----- Data for processing
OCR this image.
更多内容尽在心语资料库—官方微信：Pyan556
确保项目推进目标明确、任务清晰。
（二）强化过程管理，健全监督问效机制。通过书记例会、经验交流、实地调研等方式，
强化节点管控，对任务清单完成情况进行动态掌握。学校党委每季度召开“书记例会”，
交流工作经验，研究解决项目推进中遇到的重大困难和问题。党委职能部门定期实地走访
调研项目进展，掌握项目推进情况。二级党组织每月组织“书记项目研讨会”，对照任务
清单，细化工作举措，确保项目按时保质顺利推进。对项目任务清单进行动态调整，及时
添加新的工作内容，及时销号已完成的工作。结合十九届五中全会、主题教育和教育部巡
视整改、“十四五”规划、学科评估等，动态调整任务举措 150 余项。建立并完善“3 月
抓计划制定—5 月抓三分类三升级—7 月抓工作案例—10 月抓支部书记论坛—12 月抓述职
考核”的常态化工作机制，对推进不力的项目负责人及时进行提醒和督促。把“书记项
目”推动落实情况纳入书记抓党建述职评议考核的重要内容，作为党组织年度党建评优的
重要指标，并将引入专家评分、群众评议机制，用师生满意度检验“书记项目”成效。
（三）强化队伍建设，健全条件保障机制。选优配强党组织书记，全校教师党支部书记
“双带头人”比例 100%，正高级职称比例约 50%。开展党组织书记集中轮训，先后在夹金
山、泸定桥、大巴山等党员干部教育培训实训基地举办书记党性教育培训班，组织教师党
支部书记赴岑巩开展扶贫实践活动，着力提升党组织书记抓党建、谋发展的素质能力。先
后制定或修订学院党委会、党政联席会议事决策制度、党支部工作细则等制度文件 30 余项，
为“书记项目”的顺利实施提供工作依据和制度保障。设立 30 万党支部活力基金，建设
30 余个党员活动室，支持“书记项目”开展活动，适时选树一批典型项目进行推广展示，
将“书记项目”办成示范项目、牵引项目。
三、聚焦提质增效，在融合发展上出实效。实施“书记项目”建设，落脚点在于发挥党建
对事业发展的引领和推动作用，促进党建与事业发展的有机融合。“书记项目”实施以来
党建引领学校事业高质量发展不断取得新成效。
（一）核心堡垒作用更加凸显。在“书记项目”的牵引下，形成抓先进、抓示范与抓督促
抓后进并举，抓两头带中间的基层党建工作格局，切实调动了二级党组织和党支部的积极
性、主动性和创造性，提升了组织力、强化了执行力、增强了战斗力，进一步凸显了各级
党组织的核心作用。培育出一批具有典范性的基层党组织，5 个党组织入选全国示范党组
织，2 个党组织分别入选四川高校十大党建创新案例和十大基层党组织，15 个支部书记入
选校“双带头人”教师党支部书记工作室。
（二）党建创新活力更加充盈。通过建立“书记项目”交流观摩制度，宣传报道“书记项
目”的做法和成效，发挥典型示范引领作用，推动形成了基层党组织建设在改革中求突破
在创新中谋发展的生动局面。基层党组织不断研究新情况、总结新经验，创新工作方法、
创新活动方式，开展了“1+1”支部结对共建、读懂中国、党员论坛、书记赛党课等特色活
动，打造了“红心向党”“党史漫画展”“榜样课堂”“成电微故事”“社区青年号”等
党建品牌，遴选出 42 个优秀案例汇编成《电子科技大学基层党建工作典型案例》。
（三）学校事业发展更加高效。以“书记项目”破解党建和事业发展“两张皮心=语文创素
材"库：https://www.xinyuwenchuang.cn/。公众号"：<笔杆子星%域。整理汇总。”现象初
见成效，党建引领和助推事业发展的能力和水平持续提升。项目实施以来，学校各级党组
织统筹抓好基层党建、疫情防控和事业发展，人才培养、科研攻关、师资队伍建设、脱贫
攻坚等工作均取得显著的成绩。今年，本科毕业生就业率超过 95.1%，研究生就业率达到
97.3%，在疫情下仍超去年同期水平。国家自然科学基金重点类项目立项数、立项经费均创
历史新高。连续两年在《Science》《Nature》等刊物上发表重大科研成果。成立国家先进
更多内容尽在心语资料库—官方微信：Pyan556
----------
**Stated task:**
Type out the entries again, word for word.

**Correct result:**
OCR this image.
更多内容尽在心语资料库—官方微信：Pyan556
确保项目推进目标明确、任务清晰。
（二）强化过程管理，健全监督问效机制。通过书记例会、经验交流、实地调研等方式，
强化节点管控，对任务清单完成情况进行动态掌握。学校党委每季度召开“书记例会”，
交流工作经验，研究解决项目推进中遇到的重大困难和问题。党委职能部门定期实地走访
调研项目进展，掌握项目推进情况。二级党组织每月组织“书记项目研讨会”，对照任务
清单，细化工作举措，确保项目按时保质顺利推进。对项目任务清单进行动态调整，及时
添加新的工作内容，及时销号已完成的工作。结合十九届五中全会、主题教育和教育部巡
视整改、“十四五”规划、学科评估等，动态调整任务举措 150 余项。建立并完善“3 月
抓计划制定—5 月抓三分类三升级—7 月抓工作案例—10 月抓支部书记论坛—12 月抓述职
考核”的常态化工作机制，对推进不力的项目负责人及时进行提醒和督促。把“书记项
目”推动落实情况纳入书记抓党建述职评议考核的重要内容，作为党组织年度党建评优的
重要指标，并将引入专家评分、群众评议机制，用师生满意度检验“书记项目”成效。
（三）强化队伍建设，健全条件保障机制。选优配强党组织书记，全校教师党支部书记
“双带头人”比例 100%，正高级职称比例约 50%。开展党组织书记集中轮训，先后在夹金
山、泸定桥、大巴山等党员干部教育培训实训基地举办书记党性教育培训班，组织教师党
支部书记赴岑巩开展扶贫实践活动，着力提升党组织书记抓党建、谋发展的素质能力。先
后制定或修订学院党委会、党政联席会议事决策制度、党支部工作细则等制度文件 30 余项，
为“书记项目”的顺利实施提供工作依据和制度保障。设立 30 万党支部活力基金，建设
30 余个党员活动室，支持“书记项目”开展活动，适时选树一批典型项目进行推广展示，
将“书记项目”办成示范项目、牵引项目。
三、聚焦提质增效，在融合发展上出实效。实施“书记项目”建设，落脚点在于发挥党建
对事业发展的引领和推动作用，促进党建与事业发展的有机融合。“书记项目”实施以来
党建引领学校事业高质量发展不断取得新成效。
（一）核心堡垒作用更加凸显。在“书记项目”的牵引下，形成抓先进、抓示范与抓督促
抓后进并举，抓两头带中间的基层党建工作格局，切实调动了二级党组织和党支部的积极
性、主动性和创造性，提升了组织力、强化了执行力、增强了战斗力，进一步凸显了各级
党组织的核心作用。培育出一批具有典范性的基层党组织，5 个党组织入选全国示范党组
织，2 个党组织分别入选四川高校十大党建创新案例和十大基层党组织，15 个支部书记入
选校“双带头人”教师党支部书记工作室。
（二）党建创新活力更加充盈。通过建立“书记项目”交流观摩制度，宣传报道“书记项
目”的做法和成效，发挥典型示范引领作用，推动形成了基层党组织建设在改革中求突破
在创新中谋发展的生动局面。基层党组织不断研究新情况、总结新经验，创新工作方法、
创新活动方式，开展了“1+1”支部结对共建、读懂中国、党员论坛、书记赛党课等特色活
动，打造了“红心向党”“党史漫画展”“榜样课堂”“成电微故事”“社区青年号”等
党建品牌，遴选出 42 个优秀案例汇编成《电子科技大学基层党建工作典型案例》。
（三）学校事业发展更加高效。以“书记项目”破解党建和事业发展“两张皮心=语文创素
材"库：https://www.xinyuwenchuang.cn/。公众号"：<笔杆子星%域。整理汇总。”现象初
见成效，党建引领和助推事业发展的能力和水平持续提升。项目实施以来，学校各级党组
织统筹抓好基层党建、疫情防控和事业发展，人才培养、科研攻关、师资队伍建设、脱贫
攻坚等工作均取得显著的成绩。今年，本科毕业生就业率超过 95.1%，研究生就业率达到
97.3%，在疫情下仍超去年同期水平。国家自然科学基金重点类项目立项数、立项经费均创
历史新高。连续两年在《Science》《Nature》等刊物上发表重大科研成果。成立国家先进
更多内容尽在心语资料库—官方微信：Pyan556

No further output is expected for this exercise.